Retype the lines from the line with "List all visible" to the line with "legend-item-label: 53 [862, 283, 878, 298]", both included, without any change.

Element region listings
◆ ◆ ◆ ◆ ◆
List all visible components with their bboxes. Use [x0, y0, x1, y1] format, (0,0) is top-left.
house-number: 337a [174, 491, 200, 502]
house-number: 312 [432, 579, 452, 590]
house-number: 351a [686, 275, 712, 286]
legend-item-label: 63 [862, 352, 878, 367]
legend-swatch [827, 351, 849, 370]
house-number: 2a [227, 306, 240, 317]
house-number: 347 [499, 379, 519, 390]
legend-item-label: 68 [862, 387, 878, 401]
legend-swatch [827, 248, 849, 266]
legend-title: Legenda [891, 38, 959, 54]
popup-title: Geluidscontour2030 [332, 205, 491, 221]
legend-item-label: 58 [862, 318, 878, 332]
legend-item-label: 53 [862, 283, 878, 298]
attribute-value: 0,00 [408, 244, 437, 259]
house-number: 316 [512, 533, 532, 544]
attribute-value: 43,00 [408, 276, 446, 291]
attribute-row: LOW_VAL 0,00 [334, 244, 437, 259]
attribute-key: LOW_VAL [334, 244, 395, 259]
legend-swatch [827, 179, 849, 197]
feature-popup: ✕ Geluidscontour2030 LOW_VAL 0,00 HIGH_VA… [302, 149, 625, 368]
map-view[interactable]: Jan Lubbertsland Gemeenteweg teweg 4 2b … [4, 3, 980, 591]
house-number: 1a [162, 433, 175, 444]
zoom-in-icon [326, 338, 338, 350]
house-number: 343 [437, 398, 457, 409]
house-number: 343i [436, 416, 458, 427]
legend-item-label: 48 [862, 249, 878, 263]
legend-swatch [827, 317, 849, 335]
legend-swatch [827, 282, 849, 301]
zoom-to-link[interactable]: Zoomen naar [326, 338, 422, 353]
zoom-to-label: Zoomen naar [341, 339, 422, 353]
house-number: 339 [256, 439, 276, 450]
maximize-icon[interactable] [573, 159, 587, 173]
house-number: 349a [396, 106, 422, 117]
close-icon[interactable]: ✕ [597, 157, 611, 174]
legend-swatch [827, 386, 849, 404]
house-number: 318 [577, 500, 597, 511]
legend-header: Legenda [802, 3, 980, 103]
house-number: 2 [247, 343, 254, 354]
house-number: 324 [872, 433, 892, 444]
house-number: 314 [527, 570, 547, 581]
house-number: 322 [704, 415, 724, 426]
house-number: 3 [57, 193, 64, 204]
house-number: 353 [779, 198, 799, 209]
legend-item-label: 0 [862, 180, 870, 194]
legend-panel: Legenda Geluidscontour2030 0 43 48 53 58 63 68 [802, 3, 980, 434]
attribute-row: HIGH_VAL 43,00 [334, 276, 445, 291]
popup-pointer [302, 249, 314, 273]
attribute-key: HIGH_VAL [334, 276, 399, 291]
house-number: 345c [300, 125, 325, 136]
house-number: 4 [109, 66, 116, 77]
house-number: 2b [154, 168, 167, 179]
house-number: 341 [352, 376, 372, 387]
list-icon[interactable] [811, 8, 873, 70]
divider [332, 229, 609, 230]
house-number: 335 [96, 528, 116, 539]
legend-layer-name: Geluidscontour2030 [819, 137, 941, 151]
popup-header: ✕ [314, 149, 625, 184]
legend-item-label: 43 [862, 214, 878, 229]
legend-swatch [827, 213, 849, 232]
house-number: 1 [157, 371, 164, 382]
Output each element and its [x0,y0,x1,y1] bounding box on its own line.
◆ ◆ ◆ ◆ ◆
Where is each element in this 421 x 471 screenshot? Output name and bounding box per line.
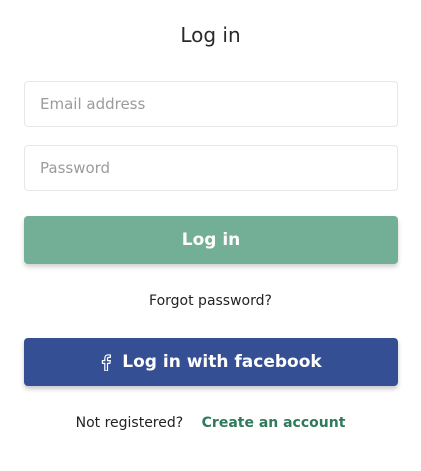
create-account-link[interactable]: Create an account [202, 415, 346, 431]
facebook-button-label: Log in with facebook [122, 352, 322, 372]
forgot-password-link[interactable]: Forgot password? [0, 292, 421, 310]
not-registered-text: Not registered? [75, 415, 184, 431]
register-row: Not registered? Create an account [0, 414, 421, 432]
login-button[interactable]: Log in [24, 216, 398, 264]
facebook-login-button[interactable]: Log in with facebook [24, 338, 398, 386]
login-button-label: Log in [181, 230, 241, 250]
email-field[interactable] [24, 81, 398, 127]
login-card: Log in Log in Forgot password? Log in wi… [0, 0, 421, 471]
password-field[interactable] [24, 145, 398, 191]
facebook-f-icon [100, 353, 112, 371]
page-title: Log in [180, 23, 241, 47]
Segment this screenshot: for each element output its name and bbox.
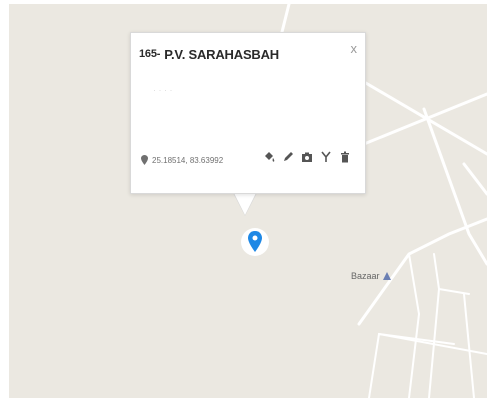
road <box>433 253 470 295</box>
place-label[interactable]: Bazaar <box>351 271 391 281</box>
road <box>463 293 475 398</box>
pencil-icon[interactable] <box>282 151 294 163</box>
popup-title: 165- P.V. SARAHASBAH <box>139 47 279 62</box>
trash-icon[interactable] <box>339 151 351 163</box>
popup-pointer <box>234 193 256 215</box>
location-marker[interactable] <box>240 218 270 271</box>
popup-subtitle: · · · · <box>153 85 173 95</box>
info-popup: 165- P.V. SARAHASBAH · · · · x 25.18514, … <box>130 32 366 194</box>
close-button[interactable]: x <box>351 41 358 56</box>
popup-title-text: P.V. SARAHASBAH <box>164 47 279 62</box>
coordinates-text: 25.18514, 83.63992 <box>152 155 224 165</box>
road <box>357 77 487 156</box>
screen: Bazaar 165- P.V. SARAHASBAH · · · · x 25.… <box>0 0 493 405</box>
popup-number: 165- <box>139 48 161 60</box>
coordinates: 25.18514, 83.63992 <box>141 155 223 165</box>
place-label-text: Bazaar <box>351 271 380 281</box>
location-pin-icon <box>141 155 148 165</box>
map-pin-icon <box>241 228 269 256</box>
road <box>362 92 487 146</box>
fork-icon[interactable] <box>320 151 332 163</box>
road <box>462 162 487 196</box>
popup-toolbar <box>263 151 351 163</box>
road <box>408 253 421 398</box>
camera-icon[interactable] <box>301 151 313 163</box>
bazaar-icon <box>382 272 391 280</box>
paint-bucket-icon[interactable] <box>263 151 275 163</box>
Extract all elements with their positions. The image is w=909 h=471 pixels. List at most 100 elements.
◆ ◆ ◆ ◆ ◆
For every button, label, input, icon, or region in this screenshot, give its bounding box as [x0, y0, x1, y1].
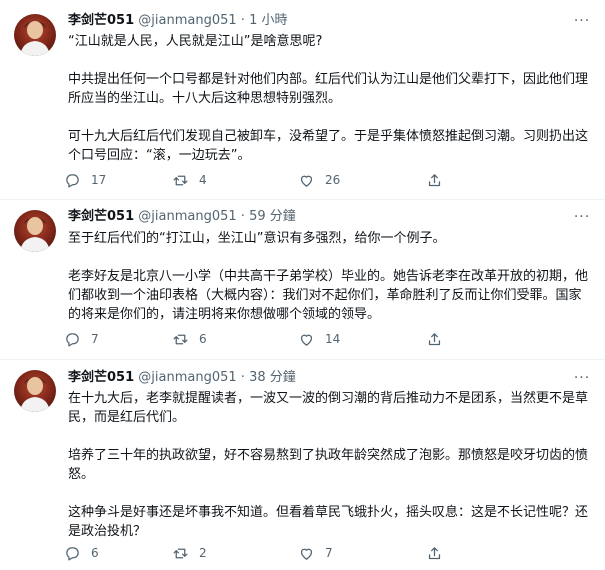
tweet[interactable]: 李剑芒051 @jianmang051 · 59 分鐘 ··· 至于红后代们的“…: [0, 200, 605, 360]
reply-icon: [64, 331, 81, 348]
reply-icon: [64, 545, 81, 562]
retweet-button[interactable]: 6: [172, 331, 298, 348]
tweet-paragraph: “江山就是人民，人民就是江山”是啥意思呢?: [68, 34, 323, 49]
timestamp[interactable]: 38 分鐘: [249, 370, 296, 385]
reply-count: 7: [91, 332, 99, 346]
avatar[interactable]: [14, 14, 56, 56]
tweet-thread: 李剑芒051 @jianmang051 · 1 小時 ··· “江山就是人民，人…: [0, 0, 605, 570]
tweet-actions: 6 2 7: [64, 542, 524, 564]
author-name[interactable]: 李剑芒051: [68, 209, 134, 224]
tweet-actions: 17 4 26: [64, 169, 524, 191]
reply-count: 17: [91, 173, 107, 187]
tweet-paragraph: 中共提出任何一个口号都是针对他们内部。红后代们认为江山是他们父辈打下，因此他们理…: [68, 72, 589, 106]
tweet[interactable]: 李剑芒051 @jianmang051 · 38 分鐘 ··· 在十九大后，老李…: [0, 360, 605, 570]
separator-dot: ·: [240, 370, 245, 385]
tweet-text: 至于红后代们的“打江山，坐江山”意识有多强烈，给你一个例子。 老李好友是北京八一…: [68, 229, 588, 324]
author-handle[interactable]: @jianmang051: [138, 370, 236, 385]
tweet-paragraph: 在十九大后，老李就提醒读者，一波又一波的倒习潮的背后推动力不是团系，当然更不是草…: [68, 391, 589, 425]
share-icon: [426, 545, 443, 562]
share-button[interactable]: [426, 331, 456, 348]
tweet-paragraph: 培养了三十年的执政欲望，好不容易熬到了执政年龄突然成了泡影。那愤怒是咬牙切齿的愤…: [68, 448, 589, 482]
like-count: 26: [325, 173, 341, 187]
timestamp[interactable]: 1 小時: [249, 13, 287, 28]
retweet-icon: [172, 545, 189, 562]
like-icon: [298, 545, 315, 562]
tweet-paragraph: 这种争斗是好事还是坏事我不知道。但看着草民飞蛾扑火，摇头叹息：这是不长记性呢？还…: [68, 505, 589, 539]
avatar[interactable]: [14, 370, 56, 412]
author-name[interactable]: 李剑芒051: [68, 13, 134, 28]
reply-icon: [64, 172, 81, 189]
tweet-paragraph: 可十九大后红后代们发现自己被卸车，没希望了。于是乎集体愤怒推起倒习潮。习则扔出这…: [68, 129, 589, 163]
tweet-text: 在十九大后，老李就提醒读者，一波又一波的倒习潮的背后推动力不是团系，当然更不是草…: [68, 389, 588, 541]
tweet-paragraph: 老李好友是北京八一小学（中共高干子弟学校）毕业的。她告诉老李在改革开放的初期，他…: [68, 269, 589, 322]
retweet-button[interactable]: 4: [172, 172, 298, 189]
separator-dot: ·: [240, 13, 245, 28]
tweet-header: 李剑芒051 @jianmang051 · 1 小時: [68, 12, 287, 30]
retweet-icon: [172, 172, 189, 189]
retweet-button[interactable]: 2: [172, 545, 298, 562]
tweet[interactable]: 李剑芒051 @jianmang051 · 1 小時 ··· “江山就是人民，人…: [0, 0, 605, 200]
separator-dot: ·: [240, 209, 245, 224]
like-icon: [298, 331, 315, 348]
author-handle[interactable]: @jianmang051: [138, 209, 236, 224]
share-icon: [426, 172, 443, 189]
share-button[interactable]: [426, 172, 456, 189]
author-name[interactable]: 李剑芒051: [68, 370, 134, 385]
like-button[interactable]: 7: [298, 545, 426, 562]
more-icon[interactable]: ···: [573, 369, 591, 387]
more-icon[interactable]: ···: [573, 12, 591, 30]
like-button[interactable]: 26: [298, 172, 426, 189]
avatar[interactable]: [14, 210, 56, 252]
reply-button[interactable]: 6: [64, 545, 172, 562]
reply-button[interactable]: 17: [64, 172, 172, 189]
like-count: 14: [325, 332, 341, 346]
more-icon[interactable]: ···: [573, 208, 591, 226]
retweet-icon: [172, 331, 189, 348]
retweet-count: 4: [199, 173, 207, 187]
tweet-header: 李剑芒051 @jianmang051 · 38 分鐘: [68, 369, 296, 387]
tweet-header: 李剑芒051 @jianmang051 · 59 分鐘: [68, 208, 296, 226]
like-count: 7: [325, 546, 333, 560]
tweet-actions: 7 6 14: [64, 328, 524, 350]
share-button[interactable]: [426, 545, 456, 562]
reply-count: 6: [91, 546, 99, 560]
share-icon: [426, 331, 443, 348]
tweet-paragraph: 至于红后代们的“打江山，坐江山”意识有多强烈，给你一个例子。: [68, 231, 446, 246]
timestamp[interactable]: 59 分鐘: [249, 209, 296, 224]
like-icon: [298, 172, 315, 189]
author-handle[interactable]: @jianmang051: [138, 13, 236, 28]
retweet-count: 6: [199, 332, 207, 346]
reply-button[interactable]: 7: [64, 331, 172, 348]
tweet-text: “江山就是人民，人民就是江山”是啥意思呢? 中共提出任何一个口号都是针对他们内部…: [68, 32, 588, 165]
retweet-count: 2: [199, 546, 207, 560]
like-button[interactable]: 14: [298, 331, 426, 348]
◆ ◆ ◆ ◆ ◆
TASK RESULT
List all visible components with their bboxes. Use [x0, y0, x1, y1] format, (0,0) is top-left.
house-number: 337a [174, 491, 200, 502]
house-number: 312 [432, 579, 452, 590]
house-number: 351a [686, 275, 712, 286]
legend-item-label: 63 [862, 352, 878, 367]
legend-swatch [827, 351, 849, 370]
house-number: 2a [227, 306, 240, 317]
house-number: 347 [499, 379, 519, 390]
legend-item-label: 68 [862, 387, 878, 401]
legend-swatch [827, 248, 849, 266]
legend-title: Legenda [891, 38, 959, 54]
popup-title: Geluidscontour2030 [332, 205, 491, 221]
legend-item-label: 58 [862, 318, 878, 332]
legend-item-label: 53 [862, 283, 878, 298]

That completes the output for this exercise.